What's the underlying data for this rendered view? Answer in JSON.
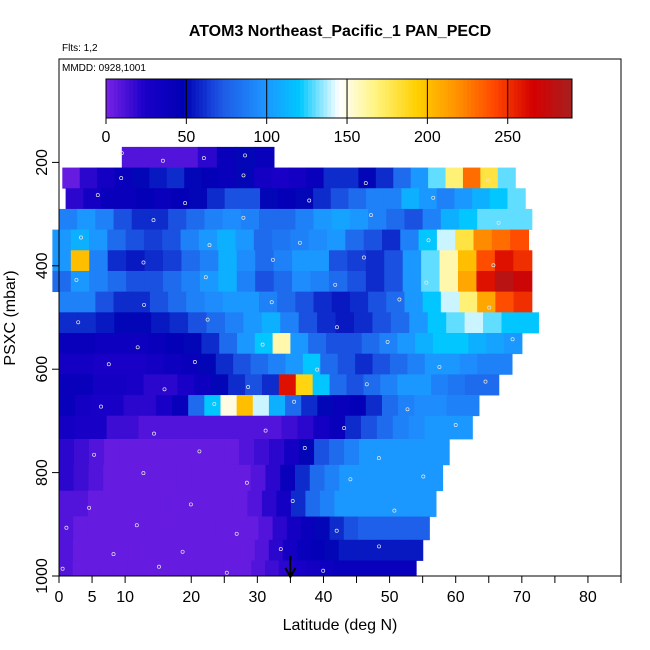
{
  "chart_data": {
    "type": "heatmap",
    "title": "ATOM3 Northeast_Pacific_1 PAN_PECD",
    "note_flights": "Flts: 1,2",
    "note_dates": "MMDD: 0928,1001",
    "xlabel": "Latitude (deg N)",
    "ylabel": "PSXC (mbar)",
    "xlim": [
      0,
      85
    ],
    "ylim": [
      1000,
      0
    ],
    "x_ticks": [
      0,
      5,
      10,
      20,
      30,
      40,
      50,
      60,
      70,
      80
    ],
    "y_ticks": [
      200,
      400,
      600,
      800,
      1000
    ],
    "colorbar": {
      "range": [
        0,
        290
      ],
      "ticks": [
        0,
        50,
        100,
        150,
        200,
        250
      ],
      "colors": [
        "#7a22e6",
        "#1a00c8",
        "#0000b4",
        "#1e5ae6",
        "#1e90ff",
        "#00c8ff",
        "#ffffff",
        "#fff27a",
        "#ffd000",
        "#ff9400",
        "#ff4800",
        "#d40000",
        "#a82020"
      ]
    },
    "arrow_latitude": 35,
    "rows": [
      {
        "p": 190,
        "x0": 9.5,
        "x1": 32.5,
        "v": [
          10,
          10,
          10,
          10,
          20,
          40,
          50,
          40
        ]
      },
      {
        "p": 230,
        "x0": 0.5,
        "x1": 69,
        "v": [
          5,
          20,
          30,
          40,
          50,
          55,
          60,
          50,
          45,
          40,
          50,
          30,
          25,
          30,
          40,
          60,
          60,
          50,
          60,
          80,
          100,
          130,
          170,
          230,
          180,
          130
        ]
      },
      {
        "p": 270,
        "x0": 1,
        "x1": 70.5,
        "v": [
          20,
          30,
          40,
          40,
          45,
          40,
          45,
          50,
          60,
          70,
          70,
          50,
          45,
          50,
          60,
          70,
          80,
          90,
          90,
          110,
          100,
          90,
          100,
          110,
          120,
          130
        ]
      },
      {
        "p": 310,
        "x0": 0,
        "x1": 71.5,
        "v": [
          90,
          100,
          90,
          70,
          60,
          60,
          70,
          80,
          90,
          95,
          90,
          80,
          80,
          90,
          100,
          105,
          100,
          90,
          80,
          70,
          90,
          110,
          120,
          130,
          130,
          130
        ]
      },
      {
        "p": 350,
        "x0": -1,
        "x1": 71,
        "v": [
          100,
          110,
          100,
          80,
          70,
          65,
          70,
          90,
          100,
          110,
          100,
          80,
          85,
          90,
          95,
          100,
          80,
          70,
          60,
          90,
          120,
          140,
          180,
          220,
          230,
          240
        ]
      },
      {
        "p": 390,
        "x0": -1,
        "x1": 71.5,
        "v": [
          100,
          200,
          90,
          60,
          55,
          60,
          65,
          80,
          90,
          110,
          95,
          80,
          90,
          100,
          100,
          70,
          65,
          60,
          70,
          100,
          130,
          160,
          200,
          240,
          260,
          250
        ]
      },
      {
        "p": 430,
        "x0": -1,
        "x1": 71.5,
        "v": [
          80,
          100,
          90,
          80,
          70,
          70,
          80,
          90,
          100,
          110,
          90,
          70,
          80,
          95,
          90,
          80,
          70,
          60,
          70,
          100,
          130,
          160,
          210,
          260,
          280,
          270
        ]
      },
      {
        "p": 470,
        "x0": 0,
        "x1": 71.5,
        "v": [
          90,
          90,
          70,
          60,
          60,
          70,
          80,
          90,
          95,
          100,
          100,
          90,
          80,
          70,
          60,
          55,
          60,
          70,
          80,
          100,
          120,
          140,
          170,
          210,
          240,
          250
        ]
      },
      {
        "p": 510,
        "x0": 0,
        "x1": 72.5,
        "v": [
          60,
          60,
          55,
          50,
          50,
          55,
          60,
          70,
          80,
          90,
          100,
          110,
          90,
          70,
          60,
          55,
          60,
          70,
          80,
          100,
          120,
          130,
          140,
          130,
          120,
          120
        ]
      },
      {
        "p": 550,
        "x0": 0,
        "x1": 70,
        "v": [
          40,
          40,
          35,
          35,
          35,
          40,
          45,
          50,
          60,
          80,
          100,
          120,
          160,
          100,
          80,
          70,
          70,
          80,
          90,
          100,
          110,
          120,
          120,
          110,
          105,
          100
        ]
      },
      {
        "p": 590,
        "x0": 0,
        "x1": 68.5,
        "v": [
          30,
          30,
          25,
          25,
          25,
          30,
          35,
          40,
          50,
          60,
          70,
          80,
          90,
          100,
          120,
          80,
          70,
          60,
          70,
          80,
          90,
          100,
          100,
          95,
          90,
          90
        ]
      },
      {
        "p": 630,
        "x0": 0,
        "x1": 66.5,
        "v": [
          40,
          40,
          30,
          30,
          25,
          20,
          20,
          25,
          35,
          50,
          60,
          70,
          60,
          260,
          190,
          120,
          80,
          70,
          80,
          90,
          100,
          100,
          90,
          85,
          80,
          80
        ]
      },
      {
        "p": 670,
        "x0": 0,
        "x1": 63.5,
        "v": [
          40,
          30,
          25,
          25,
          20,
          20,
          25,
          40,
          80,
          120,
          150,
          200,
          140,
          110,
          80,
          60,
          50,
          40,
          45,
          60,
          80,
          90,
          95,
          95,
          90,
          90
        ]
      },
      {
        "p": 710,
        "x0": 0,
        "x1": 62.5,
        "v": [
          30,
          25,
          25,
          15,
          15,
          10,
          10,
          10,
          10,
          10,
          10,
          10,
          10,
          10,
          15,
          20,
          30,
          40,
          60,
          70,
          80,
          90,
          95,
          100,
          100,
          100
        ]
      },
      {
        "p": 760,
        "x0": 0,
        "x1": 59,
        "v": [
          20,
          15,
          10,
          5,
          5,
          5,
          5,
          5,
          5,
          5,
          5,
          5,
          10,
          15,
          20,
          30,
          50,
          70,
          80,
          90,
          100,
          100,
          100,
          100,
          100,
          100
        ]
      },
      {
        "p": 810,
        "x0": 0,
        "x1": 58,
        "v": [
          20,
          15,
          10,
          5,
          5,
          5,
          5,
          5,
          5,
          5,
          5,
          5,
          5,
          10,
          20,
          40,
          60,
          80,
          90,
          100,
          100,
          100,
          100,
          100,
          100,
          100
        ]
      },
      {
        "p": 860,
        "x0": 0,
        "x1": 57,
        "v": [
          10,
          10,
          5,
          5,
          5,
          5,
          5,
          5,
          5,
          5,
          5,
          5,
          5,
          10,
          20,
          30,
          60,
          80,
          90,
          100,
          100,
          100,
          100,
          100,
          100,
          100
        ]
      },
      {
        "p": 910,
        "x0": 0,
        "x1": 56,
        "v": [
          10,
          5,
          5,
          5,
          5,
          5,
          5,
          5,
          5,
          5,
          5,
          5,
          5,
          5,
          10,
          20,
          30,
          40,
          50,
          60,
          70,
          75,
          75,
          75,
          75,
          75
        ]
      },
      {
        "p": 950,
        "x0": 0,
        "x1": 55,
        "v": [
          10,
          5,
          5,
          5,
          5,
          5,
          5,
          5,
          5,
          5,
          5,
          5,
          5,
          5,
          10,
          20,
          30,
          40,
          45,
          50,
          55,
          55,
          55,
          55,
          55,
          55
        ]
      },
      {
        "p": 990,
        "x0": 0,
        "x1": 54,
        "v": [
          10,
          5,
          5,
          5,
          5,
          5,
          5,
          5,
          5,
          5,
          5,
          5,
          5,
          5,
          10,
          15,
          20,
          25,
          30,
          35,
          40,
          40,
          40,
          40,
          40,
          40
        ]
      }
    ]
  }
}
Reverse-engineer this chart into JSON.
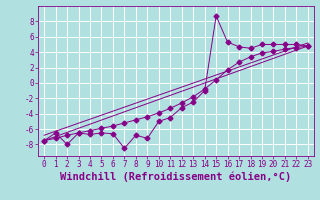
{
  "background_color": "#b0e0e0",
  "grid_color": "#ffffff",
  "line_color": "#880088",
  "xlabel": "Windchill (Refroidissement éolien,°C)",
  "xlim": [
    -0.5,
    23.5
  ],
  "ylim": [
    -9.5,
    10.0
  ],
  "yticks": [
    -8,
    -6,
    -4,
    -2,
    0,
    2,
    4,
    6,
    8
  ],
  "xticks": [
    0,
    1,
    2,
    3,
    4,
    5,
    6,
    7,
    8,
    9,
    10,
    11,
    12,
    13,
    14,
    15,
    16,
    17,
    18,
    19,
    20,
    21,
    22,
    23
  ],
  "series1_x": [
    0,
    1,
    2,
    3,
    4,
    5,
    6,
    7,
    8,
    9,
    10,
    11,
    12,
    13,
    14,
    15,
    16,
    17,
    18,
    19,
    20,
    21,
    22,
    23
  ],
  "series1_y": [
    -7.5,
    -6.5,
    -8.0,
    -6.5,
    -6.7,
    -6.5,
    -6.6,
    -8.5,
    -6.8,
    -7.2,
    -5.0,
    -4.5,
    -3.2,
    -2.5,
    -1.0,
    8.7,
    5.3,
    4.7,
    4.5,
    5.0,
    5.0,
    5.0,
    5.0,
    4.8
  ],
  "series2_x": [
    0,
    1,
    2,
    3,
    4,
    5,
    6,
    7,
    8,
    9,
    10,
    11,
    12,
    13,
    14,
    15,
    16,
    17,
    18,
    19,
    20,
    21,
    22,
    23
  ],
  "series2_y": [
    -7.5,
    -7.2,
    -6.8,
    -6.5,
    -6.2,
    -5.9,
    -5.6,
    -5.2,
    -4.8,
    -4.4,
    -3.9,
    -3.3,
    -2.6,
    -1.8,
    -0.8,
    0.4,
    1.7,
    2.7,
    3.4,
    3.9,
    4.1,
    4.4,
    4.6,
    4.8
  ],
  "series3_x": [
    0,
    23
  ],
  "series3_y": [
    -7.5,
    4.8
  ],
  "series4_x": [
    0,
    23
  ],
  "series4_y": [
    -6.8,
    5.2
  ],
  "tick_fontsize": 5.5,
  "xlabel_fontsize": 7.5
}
--------
• YOUR INSTRUCTIONS: Take the line containing "Reverse-engineer this chart into JSON." and every line after it up to the end of the entries, and quote them exactly. Both ends count; the pictures do not.

• ANSWER TO THIS PROBLEM:
Reverse-engineer this chart into JSON.
{
  "background_color": "#b0e0e0",
  "grid_color": "#ffffff",
  "line_color": "#880088",
  "xlabel": "Windchill (Refroidissement éolien,°C)",
  "xlim": [
    -0.5,
    23.5
  ],
  "ylim": [
    -9.5,
    10.0
  ],
  "yticks": [
    -8,
    -6,
    -4,
    -2,
    0,
    2,
    4,
    6,
    8
  ],
  "xticks": [
    0,
    1,
    2,
    3,
    4,
    5,
    6,
    7,
    8,
    9,
    10,
    11,
    12,
    13,
    14,
    15,
    16,
    17,
    18,
    19,
    20,
    21,
    22,
    23
  ],
  "series1_x": [
    0,
    1,
    2,
    3,
    4,
    5,
    6,
    7,
    8,
    9,
    10,
    11,
    12,
    13,
    14,
    15,
    16,
    17,
    18,
    19,
    20,
    21,
    22,
    23
  ],
  "series1_y": [
    -7.5,
    -6.5,
    -8.0,
    -6.5,
    -6.7,
    -6.5,
    -6.6,
    -8.5,
    -6.8,
    -7.2,
    -5.0,
    -4.5,
    -3.2,
    -2.5,
    -1.0,
    8.7,
    5.3,
    4.7,
    4.5,
    5.0,
    5.0,
    5.0,
    5.0,
    4.8
  ],
  "series2_x": [
    0,
    1,
    2,
    3,
    4,
    5,
    6,
    7,
    8,
    9,
    10,
    11,
    12,
    13,
    14,
    15,
    16,
    17,
    18,
    19,
    20,
    21,
    22,
    23
  ],
  "series2_y": [
    -7.5,
    -7.2,
    -6.8,
    -6.5,
    -6.2,
    -5.9,
    -5.6,
    -5.2,
    -4.8,
    -4.4,
    -3.9,
    -3.3,
    -2.6,
    -1.8,
    -0.8,
    0.4,
    1.7,
    2.7,
    3.4,
    3.9,
    4.1,
    4.4,
    4.6,
    4.8
  ],
  "series3_x": [
    0,
    23
  ],
  "series3_y": [
    -7.5,
    4.8
  ],
  "series4_x": [
    0,
    23
  ],
  "series4_y": [
    -6.8,
    5.2
  ],
  "tick_fontsize": 5.5,
  "xlabel_fontsize": 7.5
}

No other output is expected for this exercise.